■ Raw records:
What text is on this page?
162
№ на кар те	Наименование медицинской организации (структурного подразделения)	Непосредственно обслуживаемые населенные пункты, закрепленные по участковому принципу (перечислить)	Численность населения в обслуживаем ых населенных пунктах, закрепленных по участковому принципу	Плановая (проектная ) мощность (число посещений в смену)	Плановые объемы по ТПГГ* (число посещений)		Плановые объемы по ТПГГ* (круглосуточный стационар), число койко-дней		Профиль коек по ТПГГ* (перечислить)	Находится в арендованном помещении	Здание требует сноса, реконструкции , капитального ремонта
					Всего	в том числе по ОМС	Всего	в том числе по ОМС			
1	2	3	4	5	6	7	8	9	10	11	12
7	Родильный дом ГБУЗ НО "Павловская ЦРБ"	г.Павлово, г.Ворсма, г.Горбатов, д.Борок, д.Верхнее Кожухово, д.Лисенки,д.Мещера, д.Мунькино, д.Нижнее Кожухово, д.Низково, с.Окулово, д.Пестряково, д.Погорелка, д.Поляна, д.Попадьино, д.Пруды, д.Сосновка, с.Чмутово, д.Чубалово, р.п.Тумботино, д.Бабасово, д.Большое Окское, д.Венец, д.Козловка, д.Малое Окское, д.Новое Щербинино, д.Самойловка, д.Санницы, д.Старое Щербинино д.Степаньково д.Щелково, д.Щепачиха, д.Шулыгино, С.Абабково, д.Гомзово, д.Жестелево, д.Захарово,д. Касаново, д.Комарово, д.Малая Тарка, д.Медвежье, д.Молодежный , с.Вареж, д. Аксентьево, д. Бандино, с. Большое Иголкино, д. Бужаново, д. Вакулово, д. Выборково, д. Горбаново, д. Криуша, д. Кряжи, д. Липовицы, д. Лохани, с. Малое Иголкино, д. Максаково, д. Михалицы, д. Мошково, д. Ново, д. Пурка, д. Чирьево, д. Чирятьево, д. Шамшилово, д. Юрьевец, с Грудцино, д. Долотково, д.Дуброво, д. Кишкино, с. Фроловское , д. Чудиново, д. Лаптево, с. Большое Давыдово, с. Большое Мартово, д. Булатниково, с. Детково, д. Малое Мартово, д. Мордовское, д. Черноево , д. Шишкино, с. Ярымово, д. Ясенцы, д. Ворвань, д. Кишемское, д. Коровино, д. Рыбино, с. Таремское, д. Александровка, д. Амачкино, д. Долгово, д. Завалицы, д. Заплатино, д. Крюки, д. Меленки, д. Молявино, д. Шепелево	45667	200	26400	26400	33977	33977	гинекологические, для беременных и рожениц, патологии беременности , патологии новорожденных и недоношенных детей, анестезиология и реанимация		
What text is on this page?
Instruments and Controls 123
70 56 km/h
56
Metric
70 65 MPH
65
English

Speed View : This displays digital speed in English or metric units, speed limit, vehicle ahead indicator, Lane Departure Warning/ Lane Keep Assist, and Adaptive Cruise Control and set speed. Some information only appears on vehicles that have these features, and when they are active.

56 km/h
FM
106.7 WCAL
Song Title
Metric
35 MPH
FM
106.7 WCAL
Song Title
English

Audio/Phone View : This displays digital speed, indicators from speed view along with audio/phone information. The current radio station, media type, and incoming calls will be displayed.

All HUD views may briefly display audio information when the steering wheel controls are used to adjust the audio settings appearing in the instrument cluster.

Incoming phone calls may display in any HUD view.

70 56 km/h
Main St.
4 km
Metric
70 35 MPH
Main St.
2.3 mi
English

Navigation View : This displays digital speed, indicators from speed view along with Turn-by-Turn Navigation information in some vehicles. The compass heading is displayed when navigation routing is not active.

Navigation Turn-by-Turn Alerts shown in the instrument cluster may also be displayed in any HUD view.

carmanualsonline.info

--

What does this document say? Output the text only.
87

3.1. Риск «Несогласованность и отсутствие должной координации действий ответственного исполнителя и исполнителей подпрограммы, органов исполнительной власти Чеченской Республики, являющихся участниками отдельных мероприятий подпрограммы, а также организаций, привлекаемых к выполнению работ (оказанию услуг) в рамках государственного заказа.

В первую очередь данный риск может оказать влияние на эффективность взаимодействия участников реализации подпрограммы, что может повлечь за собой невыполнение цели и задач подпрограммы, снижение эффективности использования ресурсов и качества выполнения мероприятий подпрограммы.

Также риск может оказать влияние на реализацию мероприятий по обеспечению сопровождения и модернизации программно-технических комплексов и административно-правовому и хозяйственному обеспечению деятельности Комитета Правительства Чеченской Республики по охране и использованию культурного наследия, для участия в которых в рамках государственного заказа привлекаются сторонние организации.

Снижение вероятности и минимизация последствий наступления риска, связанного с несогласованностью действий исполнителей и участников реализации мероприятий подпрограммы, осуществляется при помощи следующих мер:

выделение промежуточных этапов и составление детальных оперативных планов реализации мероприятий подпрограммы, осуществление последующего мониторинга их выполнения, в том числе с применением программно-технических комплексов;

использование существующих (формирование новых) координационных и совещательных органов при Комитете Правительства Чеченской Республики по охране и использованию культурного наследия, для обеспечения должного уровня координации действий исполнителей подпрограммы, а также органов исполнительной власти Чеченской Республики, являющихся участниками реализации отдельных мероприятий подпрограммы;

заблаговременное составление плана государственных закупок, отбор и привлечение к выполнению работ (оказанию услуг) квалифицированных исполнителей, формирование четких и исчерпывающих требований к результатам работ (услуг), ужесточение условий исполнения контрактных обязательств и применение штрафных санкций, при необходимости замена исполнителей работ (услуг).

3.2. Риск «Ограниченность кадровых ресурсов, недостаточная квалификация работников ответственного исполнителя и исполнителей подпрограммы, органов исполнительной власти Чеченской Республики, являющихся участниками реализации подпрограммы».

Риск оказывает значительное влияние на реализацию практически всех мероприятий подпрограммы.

---

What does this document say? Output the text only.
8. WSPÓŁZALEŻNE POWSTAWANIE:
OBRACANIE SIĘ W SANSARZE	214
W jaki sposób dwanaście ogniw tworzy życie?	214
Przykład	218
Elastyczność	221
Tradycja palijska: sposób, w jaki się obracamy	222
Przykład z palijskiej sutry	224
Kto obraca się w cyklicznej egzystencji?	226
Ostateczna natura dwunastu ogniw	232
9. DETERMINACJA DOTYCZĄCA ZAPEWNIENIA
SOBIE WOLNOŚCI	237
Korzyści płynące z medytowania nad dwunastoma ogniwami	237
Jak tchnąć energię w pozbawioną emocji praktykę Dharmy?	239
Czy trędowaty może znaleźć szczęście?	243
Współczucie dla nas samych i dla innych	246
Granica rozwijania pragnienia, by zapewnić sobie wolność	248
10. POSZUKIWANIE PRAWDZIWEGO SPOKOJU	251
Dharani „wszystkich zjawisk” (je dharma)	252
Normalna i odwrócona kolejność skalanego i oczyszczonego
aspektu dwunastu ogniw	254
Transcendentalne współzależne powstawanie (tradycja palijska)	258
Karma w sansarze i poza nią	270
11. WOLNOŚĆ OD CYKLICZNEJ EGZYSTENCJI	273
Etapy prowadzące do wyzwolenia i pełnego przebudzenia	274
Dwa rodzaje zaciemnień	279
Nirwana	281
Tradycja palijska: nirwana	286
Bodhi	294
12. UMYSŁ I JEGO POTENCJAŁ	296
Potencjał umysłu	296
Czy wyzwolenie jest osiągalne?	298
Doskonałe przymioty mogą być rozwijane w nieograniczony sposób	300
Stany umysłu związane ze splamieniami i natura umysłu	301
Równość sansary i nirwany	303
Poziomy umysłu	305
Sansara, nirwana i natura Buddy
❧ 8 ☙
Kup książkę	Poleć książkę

■ What you need to do: Lines that include the word "vehicles" are to be extracted from the data above.

■ Task output:
Speed View : This displays digital speed in English or metric units, speed limit, vehicle ahead indicator, Lane Departure Warning/ Lane Keep Assist, and Adaptive Cruise Control and set speed. Some information only appears on vehicles that have these features, and when they are active.
Navigation View : This displays digital speed, indicators from speed view along with Turn-by-Turn Navigation information in some vehicles. The compass heading is displayed when navigation routing is not active.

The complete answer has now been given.